### WORK TO DO
Pull out every line with the word "菜单规则" from the entries below.

### DATA SUPPLIED
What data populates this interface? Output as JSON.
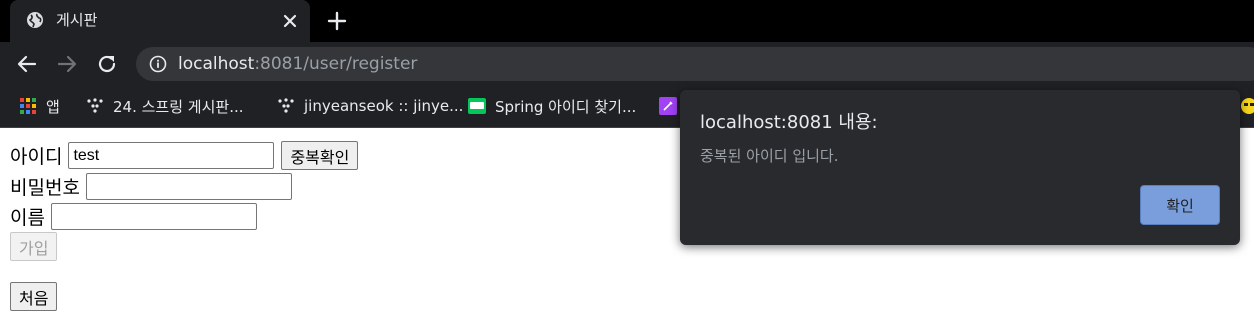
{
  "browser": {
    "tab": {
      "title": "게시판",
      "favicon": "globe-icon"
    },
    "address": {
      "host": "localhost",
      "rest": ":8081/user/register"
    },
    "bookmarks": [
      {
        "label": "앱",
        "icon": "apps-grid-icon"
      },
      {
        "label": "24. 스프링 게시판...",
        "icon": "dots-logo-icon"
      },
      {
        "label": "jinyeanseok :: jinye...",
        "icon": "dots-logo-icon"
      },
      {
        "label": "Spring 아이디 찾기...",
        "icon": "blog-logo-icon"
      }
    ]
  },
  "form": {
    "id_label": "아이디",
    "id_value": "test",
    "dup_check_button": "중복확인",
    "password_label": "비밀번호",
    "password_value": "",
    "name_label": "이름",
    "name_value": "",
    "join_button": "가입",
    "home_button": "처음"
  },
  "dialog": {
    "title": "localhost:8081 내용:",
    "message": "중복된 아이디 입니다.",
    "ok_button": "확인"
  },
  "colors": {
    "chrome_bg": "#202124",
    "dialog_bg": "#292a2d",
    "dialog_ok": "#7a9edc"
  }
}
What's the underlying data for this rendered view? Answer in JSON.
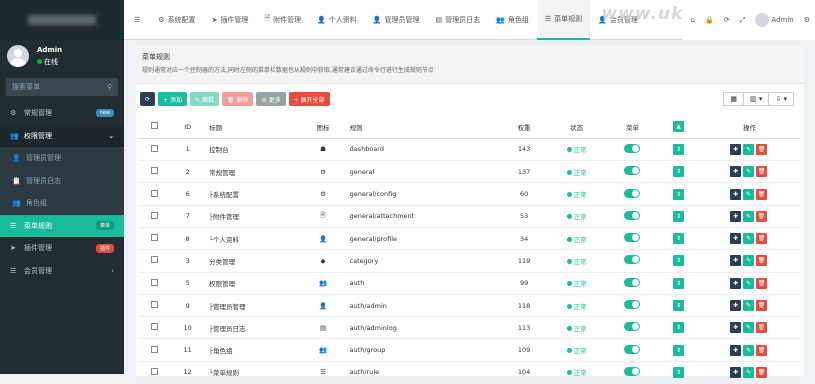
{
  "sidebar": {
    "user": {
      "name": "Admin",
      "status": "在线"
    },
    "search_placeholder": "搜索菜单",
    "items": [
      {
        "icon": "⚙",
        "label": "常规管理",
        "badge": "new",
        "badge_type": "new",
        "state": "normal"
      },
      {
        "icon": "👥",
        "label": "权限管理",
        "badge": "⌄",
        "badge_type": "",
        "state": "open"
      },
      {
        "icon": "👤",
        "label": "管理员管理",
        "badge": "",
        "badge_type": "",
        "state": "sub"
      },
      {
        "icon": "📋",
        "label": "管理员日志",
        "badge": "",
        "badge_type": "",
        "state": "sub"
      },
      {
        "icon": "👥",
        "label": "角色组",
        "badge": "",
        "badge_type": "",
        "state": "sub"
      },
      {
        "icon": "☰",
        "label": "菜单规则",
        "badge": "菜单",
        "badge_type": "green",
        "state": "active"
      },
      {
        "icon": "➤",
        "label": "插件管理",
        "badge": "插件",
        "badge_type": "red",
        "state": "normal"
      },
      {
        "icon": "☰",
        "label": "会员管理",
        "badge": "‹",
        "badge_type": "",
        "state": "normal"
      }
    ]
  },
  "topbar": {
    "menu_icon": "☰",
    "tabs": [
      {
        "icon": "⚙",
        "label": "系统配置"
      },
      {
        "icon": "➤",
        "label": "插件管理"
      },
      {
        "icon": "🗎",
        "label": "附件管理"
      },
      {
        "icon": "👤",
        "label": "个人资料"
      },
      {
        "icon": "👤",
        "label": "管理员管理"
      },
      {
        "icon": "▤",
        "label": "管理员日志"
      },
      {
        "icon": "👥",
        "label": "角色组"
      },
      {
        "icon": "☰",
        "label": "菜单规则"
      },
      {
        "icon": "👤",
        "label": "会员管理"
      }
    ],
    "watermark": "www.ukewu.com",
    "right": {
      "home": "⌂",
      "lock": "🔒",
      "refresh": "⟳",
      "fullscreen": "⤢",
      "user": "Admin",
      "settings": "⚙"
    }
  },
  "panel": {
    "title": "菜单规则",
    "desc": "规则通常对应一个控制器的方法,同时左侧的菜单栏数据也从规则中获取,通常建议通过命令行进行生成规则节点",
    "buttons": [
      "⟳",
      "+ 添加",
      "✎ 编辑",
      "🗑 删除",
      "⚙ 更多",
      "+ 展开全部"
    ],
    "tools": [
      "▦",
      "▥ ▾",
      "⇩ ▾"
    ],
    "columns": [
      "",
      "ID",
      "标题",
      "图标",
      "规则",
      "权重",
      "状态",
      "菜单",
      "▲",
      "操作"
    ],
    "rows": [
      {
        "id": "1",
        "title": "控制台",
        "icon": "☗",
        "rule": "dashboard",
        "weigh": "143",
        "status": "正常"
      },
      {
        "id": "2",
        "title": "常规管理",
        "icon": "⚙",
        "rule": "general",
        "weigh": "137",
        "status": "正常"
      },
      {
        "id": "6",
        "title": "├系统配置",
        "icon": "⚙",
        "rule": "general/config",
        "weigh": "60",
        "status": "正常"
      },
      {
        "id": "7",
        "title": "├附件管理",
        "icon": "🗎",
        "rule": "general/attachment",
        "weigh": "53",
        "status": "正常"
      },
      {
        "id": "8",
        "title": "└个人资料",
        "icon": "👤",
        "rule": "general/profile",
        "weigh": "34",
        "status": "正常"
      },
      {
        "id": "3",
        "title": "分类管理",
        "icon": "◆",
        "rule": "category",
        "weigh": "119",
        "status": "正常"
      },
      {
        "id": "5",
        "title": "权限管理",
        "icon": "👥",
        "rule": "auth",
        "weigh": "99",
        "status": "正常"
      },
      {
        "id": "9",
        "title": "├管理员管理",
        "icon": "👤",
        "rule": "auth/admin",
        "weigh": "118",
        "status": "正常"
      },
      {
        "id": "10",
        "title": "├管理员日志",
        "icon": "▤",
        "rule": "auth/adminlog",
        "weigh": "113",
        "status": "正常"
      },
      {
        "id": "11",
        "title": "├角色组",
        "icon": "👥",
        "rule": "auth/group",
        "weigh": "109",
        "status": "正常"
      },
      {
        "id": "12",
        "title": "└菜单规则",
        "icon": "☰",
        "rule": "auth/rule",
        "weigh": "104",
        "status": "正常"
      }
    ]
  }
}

### RESULT OF THIS TASK
        "label": "菜单规则",
        "label": "菜单规则"
    "title": "菜单规则",
        "title": "└菜单规则",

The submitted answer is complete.